_Task statement_
Write out every record below exactly as it appears.
--- start Provided data ---
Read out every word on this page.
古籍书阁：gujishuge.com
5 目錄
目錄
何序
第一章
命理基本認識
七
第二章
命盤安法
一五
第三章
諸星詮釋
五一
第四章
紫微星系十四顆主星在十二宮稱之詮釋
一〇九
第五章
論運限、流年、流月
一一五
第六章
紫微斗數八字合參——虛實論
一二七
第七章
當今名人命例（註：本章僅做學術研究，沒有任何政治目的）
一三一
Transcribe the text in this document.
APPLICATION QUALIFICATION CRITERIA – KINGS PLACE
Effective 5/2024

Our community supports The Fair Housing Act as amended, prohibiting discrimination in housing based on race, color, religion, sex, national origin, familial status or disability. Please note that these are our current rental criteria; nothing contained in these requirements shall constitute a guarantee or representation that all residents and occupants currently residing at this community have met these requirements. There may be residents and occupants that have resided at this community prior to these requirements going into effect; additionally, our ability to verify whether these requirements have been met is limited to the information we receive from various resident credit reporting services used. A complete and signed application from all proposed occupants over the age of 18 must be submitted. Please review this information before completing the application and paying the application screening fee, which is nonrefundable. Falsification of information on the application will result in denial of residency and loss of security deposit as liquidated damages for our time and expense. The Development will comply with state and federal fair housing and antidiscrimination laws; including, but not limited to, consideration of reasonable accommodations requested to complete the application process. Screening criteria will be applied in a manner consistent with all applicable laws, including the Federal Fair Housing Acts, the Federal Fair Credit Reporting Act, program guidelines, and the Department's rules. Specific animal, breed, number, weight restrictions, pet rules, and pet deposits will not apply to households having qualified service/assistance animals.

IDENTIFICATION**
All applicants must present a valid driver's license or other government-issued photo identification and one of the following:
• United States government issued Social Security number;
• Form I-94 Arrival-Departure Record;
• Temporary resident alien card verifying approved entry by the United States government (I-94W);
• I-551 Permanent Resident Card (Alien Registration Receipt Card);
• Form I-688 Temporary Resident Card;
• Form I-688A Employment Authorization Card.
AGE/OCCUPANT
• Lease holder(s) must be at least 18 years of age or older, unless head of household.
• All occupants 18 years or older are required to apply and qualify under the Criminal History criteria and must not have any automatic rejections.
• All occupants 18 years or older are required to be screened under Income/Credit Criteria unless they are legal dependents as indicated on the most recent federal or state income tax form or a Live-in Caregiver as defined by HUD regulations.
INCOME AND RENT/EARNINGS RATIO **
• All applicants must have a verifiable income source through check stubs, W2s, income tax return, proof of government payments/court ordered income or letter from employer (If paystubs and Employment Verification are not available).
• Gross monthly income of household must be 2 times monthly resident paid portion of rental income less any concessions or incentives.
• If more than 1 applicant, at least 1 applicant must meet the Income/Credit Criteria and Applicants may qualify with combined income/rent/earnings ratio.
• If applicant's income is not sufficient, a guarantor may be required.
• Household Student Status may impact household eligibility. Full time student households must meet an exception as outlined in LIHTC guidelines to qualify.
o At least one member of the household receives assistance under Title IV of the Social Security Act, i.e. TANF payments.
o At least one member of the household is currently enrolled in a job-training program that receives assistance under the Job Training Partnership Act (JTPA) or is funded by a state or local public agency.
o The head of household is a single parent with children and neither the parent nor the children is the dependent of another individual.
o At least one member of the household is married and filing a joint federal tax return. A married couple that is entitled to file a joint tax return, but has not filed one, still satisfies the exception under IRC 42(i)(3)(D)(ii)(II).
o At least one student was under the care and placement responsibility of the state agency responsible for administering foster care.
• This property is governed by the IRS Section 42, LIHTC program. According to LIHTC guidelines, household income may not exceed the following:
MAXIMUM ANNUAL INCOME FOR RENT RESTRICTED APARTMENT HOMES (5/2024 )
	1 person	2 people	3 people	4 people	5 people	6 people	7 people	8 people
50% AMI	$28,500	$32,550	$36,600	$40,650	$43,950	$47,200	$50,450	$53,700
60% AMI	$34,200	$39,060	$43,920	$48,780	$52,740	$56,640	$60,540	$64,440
--- end Provided data ---
_Response below_
Read out every word on this page.
古籍书阁：gujishuge.com
5 目錄
目錄
何序
第一章
命理基本認識
七
第二章
命盤安法
一五
第三章
諸星詮釋
五一
第四章
紫微星系十四顆主星在十二宮稱之詮釋
一〇九
第五章
論運限、流年、流月
一一五
第六章
紫微斗數八字合參——虛實論
一二七
第七章
當今名人命例（註：本章僅做學術研究，沒有任何政治目的）
一三一
Transcribe the text in this document.
APPLICATION QUALIFICATION CRITERIA – KINGS PLACE
Effective 5/2024

Our community supports The Fair Housing Act as amended, prohibiting discrimination in housing based on race, color, religion, sex, national origin, familial status or disability. Please note that these are our current rental criteria; nothing contained in these requirements shall constitute a guarantee or representation that all residents and occupants currently residing at this community have met these requirements. There may be residents and occupants that have resided at this community prior to these requirements going into effect; additionally, our ability to verify whether these requirements have been met is limited to the information we receive from various resident credit reporting services used. A complete and signed application from all proposed occupants over the age of 18 must be submitted. Please review this information before completing the application and paying the application screening fee, which is nonrefundable. Falsification of information on the application will result in denial of residency and loss of security deposit as liquidated damages for our time and expense. The Development will comply with state and federal fair housing and antidiscrimination laws; including, but not limited to, consideration of reasonable accommodations requested to complete the application process. Screening criteria will be applied in a manner consistent with all applicable laws, including the Federal Fair Housing Acts, the Federal Fair Credit Reporting Act, program guidelines, and the Department's rules. Specific animal, breed, number, weight restrictions, pet rules, and pet deposits will not apply to households having qualified service/assistance animals.

IDENTIFICATION**
All applicants must present a valid driver's license or other government-issued photo identification and one of the following:
• United States government issued Social Security number;
• Form I-94 Arrival-Departure Record;
• Temporary resident alien card verifying approved entry by the United States government (I-94W);
• I-551 Permanent Resident Card (Alien Registration Receipt Card);
• Form I-688 Temporary Resident Card;
• Form I-688A Employment Authorization Card.
AGE/OCCUPANT
• Lease holder(s) must be at least 18 years of age or older, unless head of household.
• All occupants 18 years or older are required to apply and qualify under the Criminal History criteria and must not have any automatic rejections.
• All occupants 18 years or older are required to be screened under Income/Credit Criteria unless they are legal dependents as indicated on the most recent federal or state income tax form or a Live-in Caregiver as defined by HUD regulations.
INCOME AND RENT/EARNINGS RATIO **
• All applicants must have a verifiable income source through check stubs, W2s, income tax return, proof of government payments/court ordered income or letter from employer (If paystubs and Employment Verification are not available).
• Gross monthly income of household must be 2 times monthly resident paid portion of rental income less any concessions or incentives.
• If more than 1 applicant, at least 1 applicant must meet the Income/Credit Criteria and Applicants may qualify with combined income/rent/earnings ratio.
• If applicant's income is not sufficient, a guarantor may be required.
• Household Student Status may impact household eligibility. Full time student households must meet an exception as outlined in LIHTC guidelines to qualify.
o At least one member of the household receives assistance under Title IV of the Social Security Act, i.e. TANF payments.
o At least one member of the household is currently enrolled in a job-training program that receives assistance under the Job Training Partnership Act (JTPA) or is funded by a state or local public agency.
o The head of household is a single parent with children and neither the parent nor the children is the dependent of another individual.
o At least one member of the household is married and filing a joint federal tax return. A married couple that is entitled to file a joint tax return, but has not filed one, still satisfies the exception under IRC 42(i)(3)(D)(ii)(II).
o At least one student was under the care and placement responsibility of the state agency responsible for administering foster care.
• This property is governed by the IRS Section 42, LIHTC program. According to LIHTC guidelines, household income may not exceed the following:
MAXIMUM ANNUAL INCOME FOR RENT RESTRICTED APARTMENT HOMES (5/2024 )
	1 person	2 people	3 people	4 people	5 people	6 people	7 people	8 people
50% AMI	$28,500	$32,550	$36,600	$40,650	$43,950	$47,200	$50,450	$53,700
60% AMI	$34,200	$39,060	$43,920	$48,780	$52,740	$56,640	$60,540	$64,440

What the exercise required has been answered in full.